Count, in the entries, the lines with "vreodată". Answer with the number only.

**Material:**
::::

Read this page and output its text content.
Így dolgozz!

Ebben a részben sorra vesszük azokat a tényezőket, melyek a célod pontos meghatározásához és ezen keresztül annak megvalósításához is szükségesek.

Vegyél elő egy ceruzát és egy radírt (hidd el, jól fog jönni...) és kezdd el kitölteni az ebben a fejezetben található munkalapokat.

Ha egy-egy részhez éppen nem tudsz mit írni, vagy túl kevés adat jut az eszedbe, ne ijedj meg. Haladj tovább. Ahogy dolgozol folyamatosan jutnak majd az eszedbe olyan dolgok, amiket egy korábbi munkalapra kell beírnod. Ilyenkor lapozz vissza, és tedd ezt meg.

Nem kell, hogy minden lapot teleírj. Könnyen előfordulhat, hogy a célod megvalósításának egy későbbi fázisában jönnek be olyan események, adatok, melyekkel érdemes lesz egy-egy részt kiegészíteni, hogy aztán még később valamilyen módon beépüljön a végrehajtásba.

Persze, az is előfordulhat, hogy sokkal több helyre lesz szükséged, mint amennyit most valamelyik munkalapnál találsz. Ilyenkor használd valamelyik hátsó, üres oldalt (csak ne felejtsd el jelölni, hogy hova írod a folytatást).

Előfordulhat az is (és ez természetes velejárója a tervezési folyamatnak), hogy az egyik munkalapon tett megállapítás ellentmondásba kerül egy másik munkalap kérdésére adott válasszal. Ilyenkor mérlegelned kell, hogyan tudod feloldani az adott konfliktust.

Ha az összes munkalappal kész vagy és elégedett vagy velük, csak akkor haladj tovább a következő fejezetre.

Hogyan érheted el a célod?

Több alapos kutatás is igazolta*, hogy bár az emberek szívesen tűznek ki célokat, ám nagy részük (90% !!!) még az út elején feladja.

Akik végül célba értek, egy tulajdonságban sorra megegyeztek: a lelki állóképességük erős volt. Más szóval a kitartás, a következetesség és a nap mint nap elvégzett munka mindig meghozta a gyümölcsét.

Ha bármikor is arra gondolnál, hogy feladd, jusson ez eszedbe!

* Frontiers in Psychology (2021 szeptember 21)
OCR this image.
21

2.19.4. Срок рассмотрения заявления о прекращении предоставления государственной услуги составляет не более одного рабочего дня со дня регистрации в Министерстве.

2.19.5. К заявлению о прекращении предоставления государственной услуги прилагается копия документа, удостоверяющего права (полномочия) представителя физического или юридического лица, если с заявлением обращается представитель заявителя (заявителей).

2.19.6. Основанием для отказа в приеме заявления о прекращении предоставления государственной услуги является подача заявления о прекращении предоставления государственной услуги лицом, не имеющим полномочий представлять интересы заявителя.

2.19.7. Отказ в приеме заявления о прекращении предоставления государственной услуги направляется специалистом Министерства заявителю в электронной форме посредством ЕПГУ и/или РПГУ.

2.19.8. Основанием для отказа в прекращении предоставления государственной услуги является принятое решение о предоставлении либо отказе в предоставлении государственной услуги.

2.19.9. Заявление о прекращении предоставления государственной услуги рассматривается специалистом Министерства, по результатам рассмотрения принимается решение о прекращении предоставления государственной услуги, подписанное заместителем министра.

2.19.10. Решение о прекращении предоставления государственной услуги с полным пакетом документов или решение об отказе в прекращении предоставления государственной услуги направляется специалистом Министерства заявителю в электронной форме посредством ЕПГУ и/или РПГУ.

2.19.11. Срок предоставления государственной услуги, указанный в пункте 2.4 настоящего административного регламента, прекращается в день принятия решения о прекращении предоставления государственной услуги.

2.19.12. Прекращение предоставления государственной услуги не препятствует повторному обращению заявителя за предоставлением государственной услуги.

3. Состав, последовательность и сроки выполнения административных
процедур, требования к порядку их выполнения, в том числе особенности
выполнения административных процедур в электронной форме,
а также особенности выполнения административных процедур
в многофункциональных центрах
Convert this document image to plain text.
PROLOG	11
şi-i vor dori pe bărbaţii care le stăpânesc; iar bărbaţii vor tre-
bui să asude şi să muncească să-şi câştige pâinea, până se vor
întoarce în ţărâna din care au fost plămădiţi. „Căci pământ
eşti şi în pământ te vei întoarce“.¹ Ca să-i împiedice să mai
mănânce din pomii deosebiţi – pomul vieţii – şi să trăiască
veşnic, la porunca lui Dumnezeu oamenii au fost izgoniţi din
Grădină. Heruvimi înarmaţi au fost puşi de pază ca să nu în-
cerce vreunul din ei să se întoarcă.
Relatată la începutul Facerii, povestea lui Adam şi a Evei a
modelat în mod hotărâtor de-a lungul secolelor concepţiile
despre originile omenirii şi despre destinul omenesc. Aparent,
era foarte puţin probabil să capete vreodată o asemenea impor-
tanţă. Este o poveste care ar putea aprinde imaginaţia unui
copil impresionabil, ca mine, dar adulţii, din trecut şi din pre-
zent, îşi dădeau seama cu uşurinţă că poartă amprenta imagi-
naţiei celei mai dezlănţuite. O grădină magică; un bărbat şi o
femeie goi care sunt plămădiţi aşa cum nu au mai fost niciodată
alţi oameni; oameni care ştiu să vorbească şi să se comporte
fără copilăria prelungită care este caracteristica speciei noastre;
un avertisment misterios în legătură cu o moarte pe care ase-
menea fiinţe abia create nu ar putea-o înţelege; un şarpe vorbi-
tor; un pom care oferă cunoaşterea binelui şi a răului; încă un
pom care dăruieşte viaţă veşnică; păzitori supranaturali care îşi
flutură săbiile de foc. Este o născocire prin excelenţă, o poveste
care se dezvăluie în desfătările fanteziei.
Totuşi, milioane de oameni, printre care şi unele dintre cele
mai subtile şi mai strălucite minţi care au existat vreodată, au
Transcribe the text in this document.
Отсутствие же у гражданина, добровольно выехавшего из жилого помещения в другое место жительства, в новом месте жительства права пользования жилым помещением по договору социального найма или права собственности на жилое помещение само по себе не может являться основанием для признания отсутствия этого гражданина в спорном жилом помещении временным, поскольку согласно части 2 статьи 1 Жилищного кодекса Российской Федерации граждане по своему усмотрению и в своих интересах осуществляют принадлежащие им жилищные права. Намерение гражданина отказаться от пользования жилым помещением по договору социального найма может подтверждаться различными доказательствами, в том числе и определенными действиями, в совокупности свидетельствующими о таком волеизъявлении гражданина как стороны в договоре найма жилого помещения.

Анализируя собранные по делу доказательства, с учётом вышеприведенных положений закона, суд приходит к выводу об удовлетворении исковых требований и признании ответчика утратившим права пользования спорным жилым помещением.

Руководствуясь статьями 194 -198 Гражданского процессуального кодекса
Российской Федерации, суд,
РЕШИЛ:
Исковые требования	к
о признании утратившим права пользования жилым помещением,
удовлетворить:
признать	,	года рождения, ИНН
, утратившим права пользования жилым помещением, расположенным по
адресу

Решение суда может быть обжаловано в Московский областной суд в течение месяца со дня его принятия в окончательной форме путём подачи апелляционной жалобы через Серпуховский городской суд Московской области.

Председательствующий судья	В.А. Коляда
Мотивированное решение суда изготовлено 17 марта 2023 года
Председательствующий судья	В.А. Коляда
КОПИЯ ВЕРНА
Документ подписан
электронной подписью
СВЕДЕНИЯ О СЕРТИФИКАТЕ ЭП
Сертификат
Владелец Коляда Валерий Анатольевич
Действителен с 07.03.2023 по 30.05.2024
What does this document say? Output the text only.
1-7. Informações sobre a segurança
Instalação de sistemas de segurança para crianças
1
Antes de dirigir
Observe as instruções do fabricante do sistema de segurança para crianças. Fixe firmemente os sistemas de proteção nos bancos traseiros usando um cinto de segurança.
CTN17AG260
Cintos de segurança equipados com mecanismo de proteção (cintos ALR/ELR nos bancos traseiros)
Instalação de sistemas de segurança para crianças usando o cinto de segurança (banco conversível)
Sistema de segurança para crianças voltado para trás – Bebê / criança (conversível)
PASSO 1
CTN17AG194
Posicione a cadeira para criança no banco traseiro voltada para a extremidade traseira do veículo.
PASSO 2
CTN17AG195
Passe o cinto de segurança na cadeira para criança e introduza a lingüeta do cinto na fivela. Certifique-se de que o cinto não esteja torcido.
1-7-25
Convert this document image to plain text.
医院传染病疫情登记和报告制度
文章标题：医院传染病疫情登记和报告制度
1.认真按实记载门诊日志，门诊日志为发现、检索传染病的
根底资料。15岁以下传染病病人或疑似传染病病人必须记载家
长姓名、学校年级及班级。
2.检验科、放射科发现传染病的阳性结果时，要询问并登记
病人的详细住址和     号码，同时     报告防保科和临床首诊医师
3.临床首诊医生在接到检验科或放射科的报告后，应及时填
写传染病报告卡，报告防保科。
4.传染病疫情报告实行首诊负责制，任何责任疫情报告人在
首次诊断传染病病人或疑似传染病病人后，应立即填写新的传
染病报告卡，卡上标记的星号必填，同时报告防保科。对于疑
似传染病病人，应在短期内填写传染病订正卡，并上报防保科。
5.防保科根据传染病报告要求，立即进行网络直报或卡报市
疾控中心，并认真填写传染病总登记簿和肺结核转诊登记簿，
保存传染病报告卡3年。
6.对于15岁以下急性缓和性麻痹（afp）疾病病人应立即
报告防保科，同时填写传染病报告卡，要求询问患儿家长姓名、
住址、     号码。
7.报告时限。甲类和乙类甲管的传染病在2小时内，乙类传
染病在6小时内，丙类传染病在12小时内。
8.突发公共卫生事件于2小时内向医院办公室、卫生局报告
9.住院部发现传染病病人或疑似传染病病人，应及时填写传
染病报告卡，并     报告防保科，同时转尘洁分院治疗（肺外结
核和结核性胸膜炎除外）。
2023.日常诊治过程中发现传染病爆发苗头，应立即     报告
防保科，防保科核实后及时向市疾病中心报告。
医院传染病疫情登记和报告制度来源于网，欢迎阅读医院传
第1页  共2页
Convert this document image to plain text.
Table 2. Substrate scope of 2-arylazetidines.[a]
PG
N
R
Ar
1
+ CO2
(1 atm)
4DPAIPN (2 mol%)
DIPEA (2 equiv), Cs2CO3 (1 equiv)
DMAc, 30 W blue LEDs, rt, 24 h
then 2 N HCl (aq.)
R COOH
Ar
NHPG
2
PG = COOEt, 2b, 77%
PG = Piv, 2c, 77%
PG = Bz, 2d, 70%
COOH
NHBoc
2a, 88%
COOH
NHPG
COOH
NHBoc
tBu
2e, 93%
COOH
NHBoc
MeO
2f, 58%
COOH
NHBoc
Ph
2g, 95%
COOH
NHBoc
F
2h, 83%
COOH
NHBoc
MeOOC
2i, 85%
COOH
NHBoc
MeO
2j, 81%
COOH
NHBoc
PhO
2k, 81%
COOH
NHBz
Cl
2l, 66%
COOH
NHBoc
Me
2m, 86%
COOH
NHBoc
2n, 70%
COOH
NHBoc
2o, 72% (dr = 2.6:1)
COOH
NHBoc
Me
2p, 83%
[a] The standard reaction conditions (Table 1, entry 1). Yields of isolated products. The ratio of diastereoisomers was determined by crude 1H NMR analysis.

::::

**Task response:**
2